* begin *

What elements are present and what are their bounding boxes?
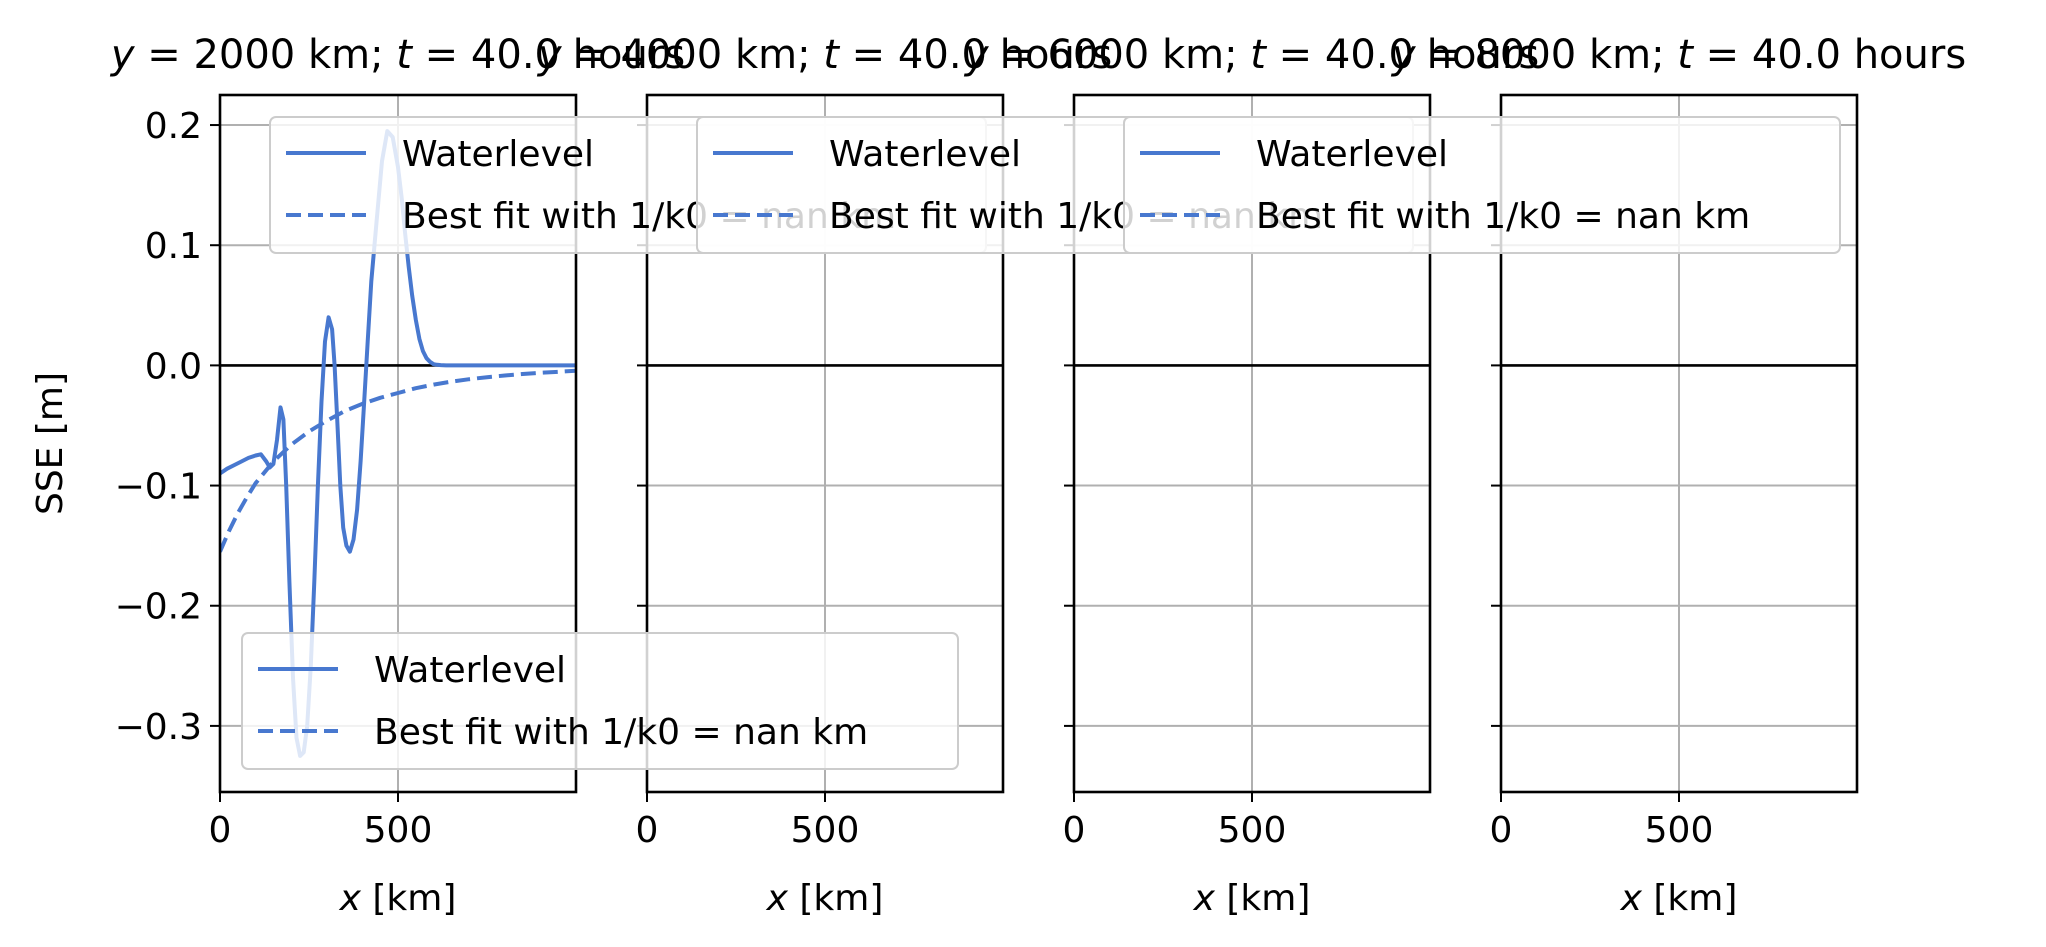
legend-label-part: km xyxy=(801,712,868,753)
x-axis-label: x [km] xyxy=(1193,878,1311,919)
y-tick-label: 0.2 xyxy=(145,106,202,147)
x-axis-label: x [km] xyxy=(1620,878,1738,919)
legend-label-part: nan xyxy=(733,712,801,753)
legend-box xyxy=(1123,116,1841,254)
x-axis-label-part: x xyxy=(1193,878,1216,919)
chart-title-part: t xyxy=(1250,32,1267,78)
x-tick-label: 500 xyxy=(1645,810,1714,851)
y-tick-label: 0.0 xyxy=(145,346,202,387)
chart-title-part: t xyxy=(1677,32,1694,78)
x-tick-label: 0 xyxy=(209,810,232,851)
series-line-waterlevel xyxy=(220,129,576,758)
chart-title-part: t xyxy=(823,32,840,78)
series-line-best-fit xyxy=(220,368,576,553)
x-axis-label-part: [km] xyxy=(788,878,883,919)
chart-title: y = 2000 km; t = 40.0 hours xyxy=(110,32,685,78)
y-tick-label: 0.1 xyxy=(145,226,202,267)
chart-title: y = 8000 km; t = 40.0 hours xyxy=(1391,32,1966,78)
y-tick-label: −0.2 xyxy=(115,587,202,628)
legend-label-part: 0 = xyxy=(1539,196,1615,237)
chart-title-part: y xyxy=(537,32,563,78)
x-tick-label: 0 xyxy=(1063,810,1086,851)
chart-title-part: = 8000 km; xyxy=(1416,32,1678,78)
legend-label: Waterlevel xyxy=(829,134,1021,175)
chart-title-part: = 40.0 hours xyxy=(1693,32,1966,78)
legend-label: Waterlevel xyxy=(402,134,594,175)
y-axis-label: SSE [m] xyxy=(30,372,71,515)
x-tick-label: 0 xyxy=(636,810,659,851)
x-tick-label: 500 xyxy=(1218,810,1287,851)
y-tick-label: −0.3 xyxy=(115,707,202,748)
chart-title-part: y xyxy=(1391,32,1417,78)
legend-label: Best fit with 1/k0 = nan km xyxy=(374,712,868,753)
legend-box xyxy=(241,632,959,770)
legend-lower-right: Waterlevel Best fit with 1/k0 = nan km xyxy=(241,632,959,770)
legend-label-part: k xyxy=(1091,196,1112,237)
chart-title-part: = 40.0 hours xyxy=(412,32,685,78)
legend-label-part: Best fit with 1/ xyxy=(1256,196,1519,237)
legend-label: Best fit with 1/k0 = nan km xyxy=(1256,196,1750,237)
legend-label-part: Best fit with 1/ xyxy=(829,196,1092,237)
chart-title: y = 4000 km; t = 40.0 hours xyxy=(537,32,1112,78)
x-axis-label-part: x xyxy=(1620,878,1643,919)
x-tick-label: 500 xyxy=(791,810,860,851)
chart-title-part: = 6000 km; xyxy=(989,32,1251,78)
legend-label-part: k xyxy=(1518,196,1539,237)
legend-upper-right: Waterlevel Best fit with 1/k0 = nan km xyxy=(1123,116,1841,254)
chart-title-part: t xyxy=(396,32,413,78)
x-axis-label-part: x xyxy=(339,878,362,919)
legend-label-part: k xyxy=(636,712,657,753)
legend-label-part: km xyxy=(1683,196,1750,237)
y-tick-label: −0.1 xyxy=(115,467,202,508)
legend-label-part: nan xyxy=(1615,196,1683,237)
legend-label: Waterlevel xyxy=(1256,134,1448,175)
x-axis-label-part: x xyxy=(766,878,789,919)
x-axis-label-part: [km] xyxy=(1215,878,1310,919)
x-axis-label: x [km] xyxy=(339,878,457,919)
chart-title-part: y xyxy=(110,32,136,78)
legend-label: Waterlevel xyxy=(374,650,566,691)
legend-label-part: 0 = xyxy=(657,712,733,753)
chart-panel-1: 0 500 −0.3 −0.2 −0.1 0.0 0.1 0.2 x [km] SSE [m] y … xyxy=(30,32,685,919)
x-axis-label: x [km] xyxy=(766,878,884,919)
chart-title-part: = 4000 km; xyxy=(562,32,824,78)
chart-title-part: = 2000 km; xyxy=(135,32,397,78)
legend-label-part: Best fit with 1/ xyxy=(374,712,637,753)
x-tick-label: 500 xyxy=(364,810,433,851)
chart-title-part: = 40.0 hours xyxy=(1266,32,1539,78)
chart-title-part: y xyxy=(964,32,990,78)
series-group xyxy=(220,129,576,758)
legend-label-part: k xyxy=(664,196,685,237)
x-axis-label-part: [km] xyxy=(1642,878,1737,919)
x-tick-label: 0 xyxy=(1490,810,1513,851)
chart-title-part: = 40.0 hours xyxy=(839,32,1112,78)
chart-title: y = 6000 km; t = 40.0 hours xyxy=(964,32,1539,78)
x-axis-label-part: [km] xyxy=(361,878,456,919)
legend-label-part: Best fit with 1/ xyxy=(402,196,665,237)
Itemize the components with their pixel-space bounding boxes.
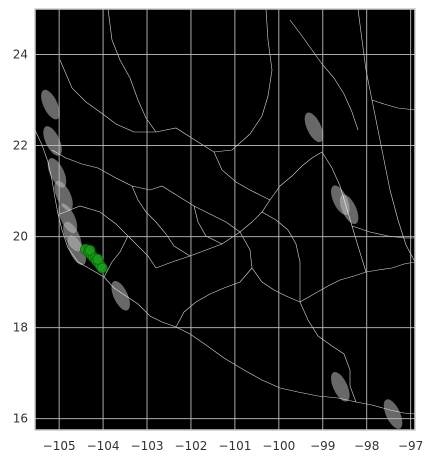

* end *

• Objective
Lay out the lines from the one containing "legend-label-part: km xyxy=(801,712,868,753)" through the one containing "legend-box xyxy=(1123,116,1841,254)", inclusive, as a numbered list, leaving out any blank lines.

• Correct output
1. legend-label-part: km xyxy=(801,712,868,753)
2. x-axis-label: x [km] xyxy=(1193,878,1311,919)
3. y-tick-label: 0.2 xyxy=(145,106,202,147)
4. x-axis-label: x [km] xyxy=(1620,878,1738,919)
5. legend-label-part: nan xyxy=(733,712,801,753)
6. legend-box xyxy=(1123,116,1841,254)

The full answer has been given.